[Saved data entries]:
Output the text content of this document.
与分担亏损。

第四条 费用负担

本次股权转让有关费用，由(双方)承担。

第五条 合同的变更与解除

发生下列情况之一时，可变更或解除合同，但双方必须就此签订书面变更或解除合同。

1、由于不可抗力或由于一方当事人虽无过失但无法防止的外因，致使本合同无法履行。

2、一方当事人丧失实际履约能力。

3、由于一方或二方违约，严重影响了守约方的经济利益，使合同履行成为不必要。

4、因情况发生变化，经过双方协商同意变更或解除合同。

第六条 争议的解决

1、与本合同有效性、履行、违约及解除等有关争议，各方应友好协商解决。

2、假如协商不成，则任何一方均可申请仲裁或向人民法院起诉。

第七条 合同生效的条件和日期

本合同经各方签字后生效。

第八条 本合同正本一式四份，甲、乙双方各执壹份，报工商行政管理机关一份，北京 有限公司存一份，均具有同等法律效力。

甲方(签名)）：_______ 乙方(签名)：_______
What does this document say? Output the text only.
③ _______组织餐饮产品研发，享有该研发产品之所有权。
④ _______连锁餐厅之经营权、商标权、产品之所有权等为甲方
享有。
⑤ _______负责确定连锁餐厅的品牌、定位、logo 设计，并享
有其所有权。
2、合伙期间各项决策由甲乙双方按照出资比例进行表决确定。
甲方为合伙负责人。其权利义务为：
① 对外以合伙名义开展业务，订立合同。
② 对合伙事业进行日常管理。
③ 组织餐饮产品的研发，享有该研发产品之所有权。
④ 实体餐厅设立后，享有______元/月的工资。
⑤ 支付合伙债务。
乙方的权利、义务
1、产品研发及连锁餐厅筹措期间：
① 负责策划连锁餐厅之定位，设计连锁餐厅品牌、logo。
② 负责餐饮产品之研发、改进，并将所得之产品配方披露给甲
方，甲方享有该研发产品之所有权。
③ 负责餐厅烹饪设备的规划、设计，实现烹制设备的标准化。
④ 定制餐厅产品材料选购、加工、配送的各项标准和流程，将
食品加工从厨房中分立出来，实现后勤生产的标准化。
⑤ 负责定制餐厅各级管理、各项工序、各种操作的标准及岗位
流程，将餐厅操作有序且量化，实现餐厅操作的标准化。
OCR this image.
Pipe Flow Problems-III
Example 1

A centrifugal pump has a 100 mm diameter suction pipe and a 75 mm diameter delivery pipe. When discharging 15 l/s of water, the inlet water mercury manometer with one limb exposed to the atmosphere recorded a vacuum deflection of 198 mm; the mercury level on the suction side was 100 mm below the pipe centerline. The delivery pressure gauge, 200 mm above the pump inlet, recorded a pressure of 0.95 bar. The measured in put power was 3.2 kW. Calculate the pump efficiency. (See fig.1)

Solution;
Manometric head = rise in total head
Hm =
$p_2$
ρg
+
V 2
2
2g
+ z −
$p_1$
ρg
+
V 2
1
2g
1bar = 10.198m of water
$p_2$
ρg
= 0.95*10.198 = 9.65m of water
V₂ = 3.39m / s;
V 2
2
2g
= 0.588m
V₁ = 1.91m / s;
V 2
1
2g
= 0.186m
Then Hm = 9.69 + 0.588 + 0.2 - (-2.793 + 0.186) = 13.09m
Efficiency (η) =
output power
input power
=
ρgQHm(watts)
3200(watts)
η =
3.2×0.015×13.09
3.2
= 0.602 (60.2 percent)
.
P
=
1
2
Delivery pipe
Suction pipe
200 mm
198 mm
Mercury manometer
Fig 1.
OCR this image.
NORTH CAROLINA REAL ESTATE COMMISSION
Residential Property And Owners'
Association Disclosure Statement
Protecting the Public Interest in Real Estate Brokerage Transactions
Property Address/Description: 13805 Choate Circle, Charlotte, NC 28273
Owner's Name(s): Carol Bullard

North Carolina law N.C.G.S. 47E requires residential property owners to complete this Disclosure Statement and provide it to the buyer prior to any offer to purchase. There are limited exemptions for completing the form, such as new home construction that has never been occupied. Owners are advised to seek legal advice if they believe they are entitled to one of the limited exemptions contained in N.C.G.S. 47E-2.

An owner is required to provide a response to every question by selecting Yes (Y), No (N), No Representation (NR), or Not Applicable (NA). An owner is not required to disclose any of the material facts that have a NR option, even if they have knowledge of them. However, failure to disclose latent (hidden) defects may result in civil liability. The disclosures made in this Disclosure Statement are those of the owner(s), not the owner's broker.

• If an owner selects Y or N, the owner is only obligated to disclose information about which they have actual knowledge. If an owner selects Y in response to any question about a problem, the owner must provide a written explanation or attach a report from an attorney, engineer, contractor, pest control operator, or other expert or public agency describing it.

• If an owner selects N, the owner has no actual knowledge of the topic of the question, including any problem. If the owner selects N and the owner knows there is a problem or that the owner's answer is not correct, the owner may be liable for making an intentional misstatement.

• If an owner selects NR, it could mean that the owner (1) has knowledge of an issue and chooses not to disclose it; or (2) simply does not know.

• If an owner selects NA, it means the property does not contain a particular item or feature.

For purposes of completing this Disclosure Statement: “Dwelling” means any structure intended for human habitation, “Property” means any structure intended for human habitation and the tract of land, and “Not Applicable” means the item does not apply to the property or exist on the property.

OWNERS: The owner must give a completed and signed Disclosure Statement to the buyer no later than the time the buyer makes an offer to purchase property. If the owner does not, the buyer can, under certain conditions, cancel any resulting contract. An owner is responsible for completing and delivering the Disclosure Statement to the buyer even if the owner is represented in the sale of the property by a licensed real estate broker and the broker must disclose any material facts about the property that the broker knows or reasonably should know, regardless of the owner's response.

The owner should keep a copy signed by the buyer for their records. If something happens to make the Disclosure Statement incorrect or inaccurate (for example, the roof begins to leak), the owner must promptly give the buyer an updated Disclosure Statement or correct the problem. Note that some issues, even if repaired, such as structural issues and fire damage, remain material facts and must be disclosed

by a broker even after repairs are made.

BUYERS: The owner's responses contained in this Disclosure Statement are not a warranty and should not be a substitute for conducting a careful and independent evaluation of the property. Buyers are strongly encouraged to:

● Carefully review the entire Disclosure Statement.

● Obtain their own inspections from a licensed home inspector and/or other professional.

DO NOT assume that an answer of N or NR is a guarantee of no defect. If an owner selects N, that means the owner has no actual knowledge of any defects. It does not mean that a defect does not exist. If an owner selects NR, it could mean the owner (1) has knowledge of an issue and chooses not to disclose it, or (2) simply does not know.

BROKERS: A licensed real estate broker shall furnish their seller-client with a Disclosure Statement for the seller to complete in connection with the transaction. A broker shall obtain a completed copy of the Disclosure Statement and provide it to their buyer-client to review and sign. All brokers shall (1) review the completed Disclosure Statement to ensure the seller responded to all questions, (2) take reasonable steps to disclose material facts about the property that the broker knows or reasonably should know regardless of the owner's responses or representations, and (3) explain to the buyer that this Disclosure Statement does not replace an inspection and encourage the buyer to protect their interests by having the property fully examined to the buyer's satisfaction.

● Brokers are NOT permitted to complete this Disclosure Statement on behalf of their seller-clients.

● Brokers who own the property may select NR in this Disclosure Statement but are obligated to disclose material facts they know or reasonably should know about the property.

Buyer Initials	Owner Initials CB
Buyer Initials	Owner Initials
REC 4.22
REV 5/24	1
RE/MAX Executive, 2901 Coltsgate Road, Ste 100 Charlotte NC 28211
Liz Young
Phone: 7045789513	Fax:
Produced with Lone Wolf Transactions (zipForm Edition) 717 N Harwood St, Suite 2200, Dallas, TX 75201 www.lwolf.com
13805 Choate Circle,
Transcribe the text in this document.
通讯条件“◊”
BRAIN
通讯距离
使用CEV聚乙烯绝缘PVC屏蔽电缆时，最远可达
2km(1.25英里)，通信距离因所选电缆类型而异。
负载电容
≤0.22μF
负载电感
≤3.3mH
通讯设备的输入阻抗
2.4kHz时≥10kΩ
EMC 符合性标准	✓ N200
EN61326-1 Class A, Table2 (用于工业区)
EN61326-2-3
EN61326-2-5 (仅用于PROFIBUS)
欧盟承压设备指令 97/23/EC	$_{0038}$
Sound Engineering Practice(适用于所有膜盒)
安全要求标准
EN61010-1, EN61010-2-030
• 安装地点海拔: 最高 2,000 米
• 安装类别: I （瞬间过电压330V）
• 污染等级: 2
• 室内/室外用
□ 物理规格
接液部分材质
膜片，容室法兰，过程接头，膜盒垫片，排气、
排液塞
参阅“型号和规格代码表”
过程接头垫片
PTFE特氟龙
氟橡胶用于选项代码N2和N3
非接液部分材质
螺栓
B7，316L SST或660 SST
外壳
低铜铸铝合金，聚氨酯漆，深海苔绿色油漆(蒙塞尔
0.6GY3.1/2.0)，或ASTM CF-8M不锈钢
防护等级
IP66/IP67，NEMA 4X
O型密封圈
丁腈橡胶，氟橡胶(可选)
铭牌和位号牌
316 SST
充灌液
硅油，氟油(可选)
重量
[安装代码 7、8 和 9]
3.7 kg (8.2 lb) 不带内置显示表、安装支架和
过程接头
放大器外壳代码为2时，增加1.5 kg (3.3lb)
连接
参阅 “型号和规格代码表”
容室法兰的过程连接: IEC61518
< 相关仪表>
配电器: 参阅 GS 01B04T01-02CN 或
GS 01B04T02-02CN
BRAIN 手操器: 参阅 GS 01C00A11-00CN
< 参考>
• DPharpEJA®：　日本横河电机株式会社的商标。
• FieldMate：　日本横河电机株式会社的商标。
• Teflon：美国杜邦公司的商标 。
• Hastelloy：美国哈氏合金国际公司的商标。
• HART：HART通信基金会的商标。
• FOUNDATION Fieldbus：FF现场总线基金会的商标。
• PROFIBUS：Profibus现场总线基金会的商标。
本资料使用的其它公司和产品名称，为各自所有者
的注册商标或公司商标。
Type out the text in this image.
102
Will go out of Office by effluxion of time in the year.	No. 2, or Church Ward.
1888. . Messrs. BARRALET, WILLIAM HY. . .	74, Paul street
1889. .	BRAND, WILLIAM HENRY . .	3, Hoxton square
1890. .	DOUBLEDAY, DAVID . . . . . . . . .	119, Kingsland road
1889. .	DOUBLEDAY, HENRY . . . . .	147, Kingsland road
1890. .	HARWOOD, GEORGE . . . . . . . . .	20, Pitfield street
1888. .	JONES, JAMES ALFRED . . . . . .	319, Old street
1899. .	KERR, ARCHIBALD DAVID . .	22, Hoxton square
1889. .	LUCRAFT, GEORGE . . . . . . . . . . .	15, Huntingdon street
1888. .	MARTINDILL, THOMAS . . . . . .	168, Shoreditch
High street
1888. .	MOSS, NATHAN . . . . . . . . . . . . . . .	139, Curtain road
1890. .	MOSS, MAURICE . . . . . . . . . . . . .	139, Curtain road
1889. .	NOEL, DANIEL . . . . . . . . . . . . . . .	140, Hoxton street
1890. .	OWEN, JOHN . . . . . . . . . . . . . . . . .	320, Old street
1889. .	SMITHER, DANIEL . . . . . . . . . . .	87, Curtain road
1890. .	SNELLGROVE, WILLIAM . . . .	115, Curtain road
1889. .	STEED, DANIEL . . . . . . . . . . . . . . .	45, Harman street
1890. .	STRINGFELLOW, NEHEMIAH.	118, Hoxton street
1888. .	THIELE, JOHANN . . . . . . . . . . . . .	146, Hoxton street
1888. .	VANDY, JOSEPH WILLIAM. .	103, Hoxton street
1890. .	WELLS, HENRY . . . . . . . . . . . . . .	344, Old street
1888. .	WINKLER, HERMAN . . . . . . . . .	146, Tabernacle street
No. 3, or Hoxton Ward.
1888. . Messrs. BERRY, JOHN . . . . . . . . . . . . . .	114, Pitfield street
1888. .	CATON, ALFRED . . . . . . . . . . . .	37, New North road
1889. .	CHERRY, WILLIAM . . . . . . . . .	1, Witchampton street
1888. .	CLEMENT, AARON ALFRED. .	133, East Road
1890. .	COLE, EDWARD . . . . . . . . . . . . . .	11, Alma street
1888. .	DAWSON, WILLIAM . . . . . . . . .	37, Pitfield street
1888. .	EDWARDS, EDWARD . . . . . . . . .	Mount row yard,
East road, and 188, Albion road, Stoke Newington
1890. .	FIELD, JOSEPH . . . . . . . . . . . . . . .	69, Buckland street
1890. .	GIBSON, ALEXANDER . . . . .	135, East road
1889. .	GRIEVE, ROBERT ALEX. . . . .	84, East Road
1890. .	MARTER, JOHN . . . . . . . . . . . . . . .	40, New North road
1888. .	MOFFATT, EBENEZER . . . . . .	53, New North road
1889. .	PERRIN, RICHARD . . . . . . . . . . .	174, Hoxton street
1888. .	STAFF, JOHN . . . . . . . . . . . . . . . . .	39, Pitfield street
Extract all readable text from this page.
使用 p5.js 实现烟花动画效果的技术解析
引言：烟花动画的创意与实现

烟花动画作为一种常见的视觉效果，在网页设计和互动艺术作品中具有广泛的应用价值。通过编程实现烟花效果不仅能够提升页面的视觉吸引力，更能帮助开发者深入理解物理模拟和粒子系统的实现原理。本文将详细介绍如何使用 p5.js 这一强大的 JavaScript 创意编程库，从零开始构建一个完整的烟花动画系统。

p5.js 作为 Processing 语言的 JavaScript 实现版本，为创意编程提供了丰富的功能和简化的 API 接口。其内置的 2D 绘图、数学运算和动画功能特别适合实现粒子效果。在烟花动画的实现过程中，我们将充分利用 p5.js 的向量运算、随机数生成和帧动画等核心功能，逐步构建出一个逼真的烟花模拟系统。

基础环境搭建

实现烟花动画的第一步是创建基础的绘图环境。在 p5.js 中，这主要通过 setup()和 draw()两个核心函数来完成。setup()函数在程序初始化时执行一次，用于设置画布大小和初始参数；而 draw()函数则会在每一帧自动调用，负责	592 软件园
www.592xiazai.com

[Instruction]:
Using the material above, count the lines containing the word "regardless". Reply with the number alone.

[Expected output]:
2